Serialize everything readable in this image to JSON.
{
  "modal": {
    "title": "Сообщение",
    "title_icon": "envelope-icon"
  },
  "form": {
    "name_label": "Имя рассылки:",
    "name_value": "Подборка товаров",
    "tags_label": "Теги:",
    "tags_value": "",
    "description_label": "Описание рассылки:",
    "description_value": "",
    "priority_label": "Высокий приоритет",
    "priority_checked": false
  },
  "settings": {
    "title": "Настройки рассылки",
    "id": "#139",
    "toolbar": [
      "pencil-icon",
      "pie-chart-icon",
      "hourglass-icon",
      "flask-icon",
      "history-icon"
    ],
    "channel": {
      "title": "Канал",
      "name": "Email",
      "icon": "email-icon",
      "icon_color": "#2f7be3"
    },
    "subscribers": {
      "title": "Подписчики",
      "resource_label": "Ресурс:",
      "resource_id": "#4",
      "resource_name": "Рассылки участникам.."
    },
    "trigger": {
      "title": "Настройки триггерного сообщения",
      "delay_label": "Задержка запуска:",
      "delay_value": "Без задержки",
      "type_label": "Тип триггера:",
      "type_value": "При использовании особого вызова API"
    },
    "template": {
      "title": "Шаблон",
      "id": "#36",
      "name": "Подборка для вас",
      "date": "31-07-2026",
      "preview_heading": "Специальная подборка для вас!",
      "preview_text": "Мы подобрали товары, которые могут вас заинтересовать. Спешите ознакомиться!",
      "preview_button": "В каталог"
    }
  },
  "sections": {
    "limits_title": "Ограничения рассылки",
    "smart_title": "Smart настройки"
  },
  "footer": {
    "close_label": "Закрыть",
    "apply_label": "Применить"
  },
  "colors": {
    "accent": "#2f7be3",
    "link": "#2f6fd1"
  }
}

————————

#### Problem requirements
Repeat the data exactly. Leave nothing out.

#### Response to this exercise
Serialize everything readable in this image to JSON.
{
  "modal": {
    "title": "Сообщение",
    "title_icon": "envelope-icon"
  },
  "form": {
    "name_label": "Имя рассылки:",
    "name_value": "Подборка товаров",
    "tags_label": "Теги:",
    "tags_value": "",
    "description_label": "Описание рассылки:",
    "description_value": "",
    "priority_label": "Высокий приоритет",
    "priority_checked": false
  },
  "settings": {
    "title": "Настройки рассылки",
    "id": "#139",
    "toolbar": [
      "pencil-icon",
      "pie-chart-icon",
      "hourglass-icon",
      "flask-icon",
      "history-icon"
    ],
    "channel": {
      "title": "Канал",
      "name": "Email",
      "icon": "email-icon",
      "icon_color": "#2f7be3"
    },
    "subscribers": {
      "title": "Подписчики",
      "resource_label": "Ресурс:",
      "resource_id": "#4",
      "resource_name": "Рассылки участникам.."
    },
    "trigger": {
      "title": "Настройки триггерного сообщения",
      "delay_label": "Задержка запуска:",
      "delay_value": "Без задержки",
      "type_label": "Тип триггера:",
      "type_value": "При использовании особого вызова API"
    },
    "template": {
      "title": "Шаблон",
      "id": "#36",
      "name": "Подборка для вас",
      "date": "31-07-2026",
      "preview_heading": "Специальная подборка для вас!",
      "preview_text": "Мы подобрали товары, которые могут вас заинтересовать. Спешите ознакомиться!",
      "preview_button": "В каталог"
    }
  },
  "sections": {
    "limits_title": "Ограничения рассылки",
    "smart_title": "Smart настройки"
  },
  "footer": {
    "close_label": "Закрыть",
    "apply_label": "Применить"
  },
  "colors": {
    "accent": "#2f7be3",
    "link": "#2f6fd1"
  }
}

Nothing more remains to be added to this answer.